Stored items from a collection:
+++++
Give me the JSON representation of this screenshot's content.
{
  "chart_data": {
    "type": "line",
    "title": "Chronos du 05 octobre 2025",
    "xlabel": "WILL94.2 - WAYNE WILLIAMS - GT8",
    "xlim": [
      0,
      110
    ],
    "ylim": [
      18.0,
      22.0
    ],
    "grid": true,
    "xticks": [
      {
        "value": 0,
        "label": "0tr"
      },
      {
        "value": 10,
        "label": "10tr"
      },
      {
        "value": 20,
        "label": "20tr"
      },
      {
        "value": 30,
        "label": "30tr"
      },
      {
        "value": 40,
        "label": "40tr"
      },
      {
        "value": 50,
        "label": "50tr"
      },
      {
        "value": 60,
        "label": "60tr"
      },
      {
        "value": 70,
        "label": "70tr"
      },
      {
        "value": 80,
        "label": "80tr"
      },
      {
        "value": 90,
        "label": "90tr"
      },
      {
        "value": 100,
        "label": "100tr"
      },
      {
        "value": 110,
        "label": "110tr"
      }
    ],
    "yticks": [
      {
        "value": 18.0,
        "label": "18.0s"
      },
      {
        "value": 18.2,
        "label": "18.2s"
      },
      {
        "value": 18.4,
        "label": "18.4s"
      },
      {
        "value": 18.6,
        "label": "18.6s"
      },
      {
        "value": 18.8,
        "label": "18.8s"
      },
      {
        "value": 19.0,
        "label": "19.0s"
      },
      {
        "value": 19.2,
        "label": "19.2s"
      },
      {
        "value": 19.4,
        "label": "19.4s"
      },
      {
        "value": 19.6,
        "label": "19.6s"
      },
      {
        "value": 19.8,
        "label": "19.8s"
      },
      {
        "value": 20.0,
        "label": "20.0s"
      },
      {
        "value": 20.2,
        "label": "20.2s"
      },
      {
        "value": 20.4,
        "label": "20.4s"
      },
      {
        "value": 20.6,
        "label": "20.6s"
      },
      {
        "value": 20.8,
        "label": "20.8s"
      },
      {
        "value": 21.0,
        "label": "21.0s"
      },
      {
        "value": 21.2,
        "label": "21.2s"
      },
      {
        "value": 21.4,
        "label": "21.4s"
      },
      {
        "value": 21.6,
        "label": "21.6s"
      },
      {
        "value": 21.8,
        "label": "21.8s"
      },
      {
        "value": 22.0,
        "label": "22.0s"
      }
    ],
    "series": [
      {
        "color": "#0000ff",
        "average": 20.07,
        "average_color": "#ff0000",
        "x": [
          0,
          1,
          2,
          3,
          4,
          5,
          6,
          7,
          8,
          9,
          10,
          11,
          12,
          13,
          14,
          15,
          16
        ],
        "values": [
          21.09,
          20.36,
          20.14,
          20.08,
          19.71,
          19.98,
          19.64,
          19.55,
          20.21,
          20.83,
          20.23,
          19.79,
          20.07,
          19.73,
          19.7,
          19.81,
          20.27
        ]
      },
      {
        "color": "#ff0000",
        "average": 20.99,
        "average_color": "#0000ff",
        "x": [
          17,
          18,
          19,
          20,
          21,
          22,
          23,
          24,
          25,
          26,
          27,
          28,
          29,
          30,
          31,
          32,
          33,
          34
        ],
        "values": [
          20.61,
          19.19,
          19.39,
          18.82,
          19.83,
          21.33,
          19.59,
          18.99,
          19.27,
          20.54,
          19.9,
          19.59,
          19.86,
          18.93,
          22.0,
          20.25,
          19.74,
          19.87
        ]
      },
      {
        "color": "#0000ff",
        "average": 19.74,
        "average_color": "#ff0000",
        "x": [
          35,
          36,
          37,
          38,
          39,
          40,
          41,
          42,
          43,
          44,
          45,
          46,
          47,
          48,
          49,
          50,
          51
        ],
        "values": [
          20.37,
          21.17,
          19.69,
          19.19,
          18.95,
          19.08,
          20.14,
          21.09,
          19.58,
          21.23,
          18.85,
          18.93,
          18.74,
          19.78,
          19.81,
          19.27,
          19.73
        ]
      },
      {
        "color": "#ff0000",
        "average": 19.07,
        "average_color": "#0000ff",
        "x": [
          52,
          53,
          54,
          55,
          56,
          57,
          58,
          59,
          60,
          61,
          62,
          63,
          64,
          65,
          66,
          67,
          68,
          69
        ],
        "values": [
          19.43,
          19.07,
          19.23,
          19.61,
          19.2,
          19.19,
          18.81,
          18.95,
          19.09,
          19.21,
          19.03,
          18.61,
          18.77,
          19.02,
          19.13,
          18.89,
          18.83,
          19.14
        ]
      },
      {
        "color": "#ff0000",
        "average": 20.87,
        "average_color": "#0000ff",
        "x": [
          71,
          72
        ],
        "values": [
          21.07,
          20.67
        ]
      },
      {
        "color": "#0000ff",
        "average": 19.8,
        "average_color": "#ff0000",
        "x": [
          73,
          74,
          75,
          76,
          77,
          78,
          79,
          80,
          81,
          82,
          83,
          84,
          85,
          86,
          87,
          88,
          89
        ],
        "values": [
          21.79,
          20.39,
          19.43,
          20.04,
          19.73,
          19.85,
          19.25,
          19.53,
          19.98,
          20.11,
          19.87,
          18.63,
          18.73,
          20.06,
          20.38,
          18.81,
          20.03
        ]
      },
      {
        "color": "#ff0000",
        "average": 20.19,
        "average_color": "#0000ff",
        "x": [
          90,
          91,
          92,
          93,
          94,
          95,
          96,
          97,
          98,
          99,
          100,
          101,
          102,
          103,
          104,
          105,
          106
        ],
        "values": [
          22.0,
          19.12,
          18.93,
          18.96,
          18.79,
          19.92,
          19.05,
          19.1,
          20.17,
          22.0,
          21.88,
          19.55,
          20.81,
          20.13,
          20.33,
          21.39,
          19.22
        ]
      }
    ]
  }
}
+++++
→ **TO DO**
Exactly as they are written, print the entries again.

→ **TASK SOLUTION**
Give me the JSON representation of this screenshot's content.
{
  "chart_data": {
    "type": "line",
    "title": "Chronos du 05 octobre 2025",
    "xlabel": "WILL94.2 - WAYNE WILLIAMS - GT8",
    "xlim": [
      0,
      110
    ],
    "ylim": [
      18.0,
      22.0
    ],
    "grid": true,
    "xticks": [
      {
        "value": 0,
        "label": "0tr"
      },
      {
        "value": 10,
        "label": "10tr"
      },
      {
        "value": 20,
        "label": "20tr"
      },
      {
        "value": 30,
        "label": "30tr"
      },
      {
        "value": 40,
        "label": "40tr"
      },
      {
        "value": 50,
        "label": "50tr"
      },
      {
        "value": 60,
        "label": "60tr"
      },
      {
        "value": 70,
        "label": "70tr"
      },
      {
        "value": 80,
        "label": "80tr"
      },
      {
        "value": 90,
        "label": "90tr"
      },
      {
        "value": 100,
        "label": "100tr"
      },
      {
        "value": 110,
        "label": "110tr"
      }
    ],
    "yticks": [
      {
        "value": 18.0,
        "label": "18.0s"
      },
      {
        "value": 18.2,
        "label": "18.2s"
      },
      {
        "value": 18.4,
        "label": "18.4s"
      },
      {
        "value": 18.6,
        "label": "18.6s"
      },
      {
        "value": 18.8,
        "label": "18.8s"
      },
      {
        "value": 19.0,
        "label": "19.0s"
      },
      {
        "value": 19.2,
        "label": "19.2s"
      },
      {
        "value": 19.4,
        "label": "19.4s"
      },
      {
        "value": 19.6,
        "label": "19.6s"
      },
      {
        "value": 19.8,
        "label": "19.8s"
      },
      {
        "value": 20.0,
        "label": "20.0s"
      },
      {
        "value": 20.2,
        "label": "20.2s"
      },
      {
        "value": 20.4,
        "label": "20.4s"
      },
      {
        "value": 20.6,
        "label": "20.6s"
      },
      {
        "value": 20.8,
        "label": "20.8s"
      },
      {
        "value": 21.0,
        "label": "21.0s"
      },
      {
        "value": 21.2,
        "label": "21.2s"
      },
      {
        "value": 21.4,
        "label": "21.4s"
      },
      {
        "value": 21.6,
        "label": "21.6s"
      },
      {
        "value": 21.8,
        "label": "21.8s"
      },
      {
        "value": 22.0,
        "label": "22.0s"
      }
    ],
    "series": [
      {
        "color": "#0000ff",
        "average": 20.07,
        "average_color": "#ff0000",
        "x": [
          0,
          1,
          2,
          3,
          4,
          5,
          6,
          7,
          8,
          9,
          10,
          11,
          12,
          13,
          14,
          15,
          16
        ],
        "values": [
          21.09,
          20.36,
          20.14,
          20.08,
          19.71,
          19.98,
          19.64,
          19.55,
          20.21,
          20.83,
          20.23,
          19.79,
          20.07,
          19.73,
          19.7,
          19.81,
          20.27
        ]
      },
      {
        "color": "#ff0000",
        "average": 20.99,
        "average_color": "#0000ff",
        "x": [
          17,
          18,
          19,
          20,
          21,
          22,
          23,
          24,
          25,
          26,
          27,
          28,
          29,
          30,
          31,
          32,
          33,
          34
        ],
        "values": [
          20.61,
          19.19,
          19.39,
          18.82,
          19.83,
          21.33,
          19.59,
          18.99,
          19.27,
          20.54,
          19.9,
          19.59,
          19.86,
          18.93,
          22.0,
          20.25,
          19.74,
          19.87
        ]
      },
      {
        "color": "#0000ff",
        "average": 19.74,
        "average_color": "#ff0000",
        "x": [
          35,
          36,
          37,
          38,
          39,
          40,
          41,
          42,
          43,
          44,
          45,
          46,
          47,
          48,
          49,
          50,
          51
        ],
        "values": [
          20.37,
          21.17,
          19.69,
          19.19,
          18.95,
          19.08,
          20.14,
          21.09,
          19.58,
          21.23,
          18.85,
          18.93,
          18.74,
          19.78,
          19.81,
          19.27,
          19.73
        ]
      },
      {
        "color": "#ff0000",
        "average": 19.07,
        "average_color": "#0000ff",
        "x": [
          52,
          53,
          54,
          55,
          56,
          57,
          58,
          59,
          60,
          61,
          62,
          63,
          64,
          65,
          66,
          67,
          68,
          69
        ],
        "values": [
          19.43,
          19.07,
          19.23,
          19.61,
          19.2,
          19.19,
          18.81,
          18.95,
          19.09,
          19.21,
          19.03,
          18.61,
          18.77,
          19.02,
          19.13,
          18.89,
          18.83,
          19.14
        ]
      },
      {
        "color": "#ff0000",
        "average": 20.87,
        "average_color": "#0000ff",
        "x": [
          71,
          72
        ],
        "values": [
          21.07,
          20.67
        ]
      },
      {
        "color": "#0000ff",
        "average": 19.8,
        "average_color": "#ff0000",
        "x": [
          73,
          74,
          75,
          76,
          77,
          78,
          79,
          80,
          81,
          82,
          83,
          84,
          85,
          86,
          87,
          88,
          89
        ],
        "values": [
          21.79,
          20.39,
          19.43,
          20.04,
          19.73,
          19.85,
          19.25,
          19.53,
          19.98,
          20.11,
          19.87,
          18.63,
          18.73,
          20.06,
          20.38,
          18.81,
          20.03
        ]
      },
      {
        "color": "#ff0000",
        "average": 20.19,
        "average_color": "#0000ff",
        "x": [
          90,
          91,
          92,
          93,
          94,
          95,
          96,
          97,
          98,
          99,
          100,
          101,
          102,
          103,
          104,
          105,
          106
        ],
        "values": [
          22.0,
          19.12,
          18.93,
          18.96,
          18.79,
          19.92,
          19.05,
          19.1,
          20.17,
          22.0,
          21.88,
          19.55,
          20.81,
          20.13,
          20.33,
          21.39,
          19.22
        ]
      }
    ]
  }
}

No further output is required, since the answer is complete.